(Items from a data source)
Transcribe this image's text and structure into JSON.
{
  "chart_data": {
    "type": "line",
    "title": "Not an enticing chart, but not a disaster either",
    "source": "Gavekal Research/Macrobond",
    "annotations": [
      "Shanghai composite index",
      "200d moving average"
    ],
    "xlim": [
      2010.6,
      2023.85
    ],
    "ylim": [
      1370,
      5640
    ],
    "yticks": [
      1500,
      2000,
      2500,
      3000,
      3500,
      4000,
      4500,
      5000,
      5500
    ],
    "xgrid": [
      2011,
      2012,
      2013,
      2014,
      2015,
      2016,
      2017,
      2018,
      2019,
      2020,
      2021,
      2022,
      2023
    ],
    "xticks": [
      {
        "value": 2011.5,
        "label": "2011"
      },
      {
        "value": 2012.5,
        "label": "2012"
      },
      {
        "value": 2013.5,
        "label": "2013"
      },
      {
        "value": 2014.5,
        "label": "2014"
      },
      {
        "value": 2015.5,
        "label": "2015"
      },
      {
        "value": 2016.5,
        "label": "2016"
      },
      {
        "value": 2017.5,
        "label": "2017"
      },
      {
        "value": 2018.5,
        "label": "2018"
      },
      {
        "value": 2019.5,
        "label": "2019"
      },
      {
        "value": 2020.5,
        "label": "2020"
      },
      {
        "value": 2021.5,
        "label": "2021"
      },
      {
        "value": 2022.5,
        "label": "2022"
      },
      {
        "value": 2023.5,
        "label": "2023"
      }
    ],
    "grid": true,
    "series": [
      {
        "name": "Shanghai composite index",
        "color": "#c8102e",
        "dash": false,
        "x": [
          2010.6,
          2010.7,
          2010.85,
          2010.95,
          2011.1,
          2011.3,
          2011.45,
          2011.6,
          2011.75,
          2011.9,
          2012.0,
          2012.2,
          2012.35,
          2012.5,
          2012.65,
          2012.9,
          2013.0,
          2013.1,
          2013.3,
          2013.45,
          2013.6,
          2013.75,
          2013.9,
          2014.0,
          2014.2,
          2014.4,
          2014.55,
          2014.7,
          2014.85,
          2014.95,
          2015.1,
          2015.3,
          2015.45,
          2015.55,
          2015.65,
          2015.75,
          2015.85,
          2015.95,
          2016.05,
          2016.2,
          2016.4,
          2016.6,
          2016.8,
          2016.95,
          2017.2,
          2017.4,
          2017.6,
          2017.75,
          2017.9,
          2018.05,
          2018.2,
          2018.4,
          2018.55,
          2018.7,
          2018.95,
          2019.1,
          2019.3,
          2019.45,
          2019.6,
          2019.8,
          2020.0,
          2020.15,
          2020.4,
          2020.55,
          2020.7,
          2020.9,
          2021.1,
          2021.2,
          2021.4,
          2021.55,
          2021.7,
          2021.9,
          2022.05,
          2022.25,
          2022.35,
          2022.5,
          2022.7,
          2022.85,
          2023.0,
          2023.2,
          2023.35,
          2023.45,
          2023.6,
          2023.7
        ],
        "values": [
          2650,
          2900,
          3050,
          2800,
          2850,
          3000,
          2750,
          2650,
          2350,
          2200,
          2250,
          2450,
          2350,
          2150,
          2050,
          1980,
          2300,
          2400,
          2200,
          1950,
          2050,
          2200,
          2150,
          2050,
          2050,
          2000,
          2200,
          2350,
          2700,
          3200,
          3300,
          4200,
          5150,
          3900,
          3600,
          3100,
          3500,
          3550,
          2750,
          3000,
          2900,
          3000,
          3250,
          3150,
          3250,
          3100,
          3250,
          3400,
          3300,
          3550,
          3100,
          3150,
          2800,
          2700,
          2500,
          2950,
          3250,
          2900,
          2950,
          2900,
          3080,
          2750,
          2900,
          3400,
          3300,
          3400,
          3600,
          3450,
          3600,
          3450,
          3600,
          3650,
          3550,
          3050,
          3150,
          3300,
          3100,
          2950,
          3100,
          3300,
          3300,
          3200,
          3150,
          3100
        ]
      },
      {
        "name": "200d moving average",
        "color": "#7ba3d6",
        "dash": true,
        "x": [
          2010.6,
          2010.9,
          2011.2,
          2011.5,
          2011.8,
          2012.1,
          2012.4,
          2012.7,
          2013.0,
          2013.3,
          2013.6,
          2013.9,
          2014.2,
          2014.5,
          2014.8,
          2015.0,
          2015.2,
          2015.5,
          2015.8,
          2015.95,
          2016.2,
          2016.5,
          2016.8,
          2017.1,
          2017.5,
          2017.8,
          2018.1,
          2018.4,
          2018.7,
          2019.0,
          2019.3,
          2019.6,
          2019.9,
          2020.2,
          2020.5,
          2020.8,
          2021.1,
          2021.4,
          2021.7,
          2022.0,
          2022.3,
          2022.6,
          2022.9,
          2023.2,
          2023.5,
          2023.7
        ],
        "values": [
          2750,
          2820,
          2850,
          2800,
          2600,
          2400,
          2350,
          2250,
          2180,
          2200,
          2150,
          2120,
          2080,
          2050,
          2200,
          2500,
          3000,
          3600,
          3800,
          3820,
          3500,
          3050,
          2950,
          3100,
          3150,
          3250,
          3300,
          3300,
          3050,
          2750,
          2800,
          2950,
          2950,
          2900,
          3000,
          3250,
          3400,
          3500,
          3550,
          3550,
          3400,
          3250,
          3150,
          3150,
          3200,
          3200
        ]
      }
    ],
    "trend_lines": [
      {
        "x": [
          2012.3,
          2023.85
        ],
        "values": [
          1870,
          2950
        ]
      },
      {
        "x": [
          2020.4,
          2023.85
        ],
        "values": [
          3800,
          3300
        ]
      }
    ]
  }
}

■ PROBLEM STATEMENT
Could you reproduce every record above exactly as it appears?

■ EXERCISE SOLUTION
Transcribe this image's text and structure into JSON.
{
  "chart_data": {
    "type": "line",
    "title": "Not an enticing chart, but not a disaster either",
    "source": "Gavekal Research/Macrobond",
    "annotations": [
      "Shanghai composite index",
      "200d moving average"
    ],
    "xlim": [
      2010.6,
      2023.85
    ],
    "ylim": [
      1370,
      5640
    ],
    "yticks": [
      1500,
      2000,
      2500,
      3000,
      3500,
      4000,
      4500,
      5000,
      5500
    ],
    "xgrid": [
      2011,
      2012,
      2013,
      2014,
      2015,
      2016,
      2017,
      2018,
      2019,
      2020,
      2021,
      2022,
      2023
    ],
    "xticks": [
      {
        "value": 2011.5,
        "label": "2011"
      },
      {
        "value": 2012.5,
        "label": "2012"
      },
      {
        "value": 2013.5,
        "label": "2013"
      },
      {
        "value": 2014.5,
        "label": "2014"
      },
      {
        "value": 2015.5,
        "label": "2015"
      },
      {
        "value": 2016.5,
        "label": "2016"
      },
      {
        "value": 2017.5,
        "label": "2017"
      },
      {
        "value": 2018.5,
        "label": "2018"
      },
      {
        "value": 2019.5,
        "label": "2019"
      },
      {
        "value": 2020.5,
        "label": "2020"
      },
      {
        "value": 2021.5,
        "label": "2021"
      },
      {
        "value": 2022.5,
        "label": "2022"
      },
      {
        "value": 2023.5,
        "label": "2023"
      }
    ],
    "grid": true,
    "series": [
      {
        "name": "Shanghai composite index",
        "color": "#c8102e",
        "dash": false,
        "x": [
          2010.6,
          2010.7,
          2010.85,
          2010.95,
          2011.1,
          2011.3,
          2011.45,
          2011.6,
          2011.75,
          2011.9,
          2012.0,
          2012.2,
          2012.35,
          2012.5,
          2012.65,
          2012.9,
          2013.0,
          2013.1,
          2013.3,
          2013.45,
          2013.6,
          2013.75,
          2013.9,
          2014.0,
          2014.2,
          2014.4,
          2014.55,
          2014.7,
          2014.85,
          2014.95,
          2015.1,
          2015.3,
          2015.45,
          2015.55,
          2015.65,
          2015.75,
          2015.85,
          2015.95,
          2016.05,
          2016.2,
          2016.4,
          2016.6,
          2016.8,
          2016.95,
          2017.2,
          2017.4,
          2017.6,
          2017.75,
          2017.9,
          2018.05,
          2018.2,
          2018.4,
          2018.55,
          2018.7,
          2018.95,
          2019.1,
          2019.3,
          2019.45,
          2019.6,
          2019.8,
          2020.0,
          2020.15,
          2020.4,
          2020.55,
          2020.7,
          2020.9,
          2021.1,
          2021.2,
          2021.4,
          2021.55,
          2021.7,
          2021.9,
          2022.05,
          2022.25,
          2022.35,
          2022.5,
          2022.7,
          2022.85,
          2023.0,
          2023.2,
          2023.35,
          2023.45,
          2023.6,
          2023.7
        ],
        "values": [
          2650,
          2900,
          3050,
          2800,
          2850,
          3000,
          2750,
          2650,
          2350,
          2200,
          2250,
          2450,
          2350,
          2150,
          2050,
          1980,
          2300,
          2400,
          2200,
          1950,
          2050,
          2200,
          2150,
          2050,
          2050,
          2000,
          2200,
          2350,
          2700,
          3200,
          3300,
          4200,
          5150,
          3900,
          3600,
          3100,
          3500,
          3550,
          2750,
          3000,
          2900,
          3000,
          3250,
          3150,
          3250,
          3100,
          3250,
          3400,
          3300,
          3550,
          3100,
          3150,
          2800,
          2700,
          2500,
          2950,
          3250,
          2900,
          2950,
          2900,
          3080,
          2750,
          2900,
          3400,
          3300,
          3400,
          3600,
          3450,
          3600,
          3450,
          3600,
          3650,
          3550,
          3050,
          3150,
          3300,
          3100,
          2950,
          3100,
          3300,
          3300,
          3200,
          3150,
          3100
        ]
      },
      {
        "name": "200d moving average",
        "color": "#7ba3d6",
        "dash": true,
        "x": [
          2010.6,
          2010.9,
          2011.2,
          2011.5,
          2011.8,
          2012.1,
          2012.4,
          2012.7,
          2013.0,
          2013.3,
          2013.6,
          2013.9,
          2014.2,
          2014.5,
          2014.8,
          2015.0,
          2015.2,
          2015.5,
          2015.8,
          2015.95,
          2016.2,
          2016.5,
          2016.8,
          2017.1,
          2017.5,
          2017.8,
          2018.1,
          2018.4,
          2018.7,
          2019.0,
          2019.3,
          2019.6,
          2019.9,
          2020.2,
          2020.5,
          2020.8,
          2021.1,
          2021.4,
          2021.7,
          2022.0,
          2022.3,
          2022.6,
          2022.9,
          2023.2,
          2023.5,
          2023.7
        ],
        "values": [
          2750,
          2820,
          2850,
          2800,
          2600,
          2400,
          2350,
          2250,
          2180,
          2200,
          2150,
          2120,
          2080,
          2050,
          2200,
          2500,
          3000,
          3600,
          3800,
          3820,
          3500,
          3050,
          2950,
          3100,
          3150,
          3250,
          3300,
          3300,
          3050,
          2750,
          2800,
          2950,
          2950,
          2900,
          3000,
          3250,
          3400,
          3500,
          3550,
          3550,
          3400,
          3250,
          3150,
          3150,
          3200,
          3200
        ]
      }
    ],
    "trend_lines": [
      {
        "x": [
          2012.3,
          2023.85
        ],
        "values": [
          1870,
          2950
        ]
      },
      {
        "x": [
          2020.4,
          2023.85
        ],
        "values": [
          3800,
          3300
        ]
      }
    ]
  }
}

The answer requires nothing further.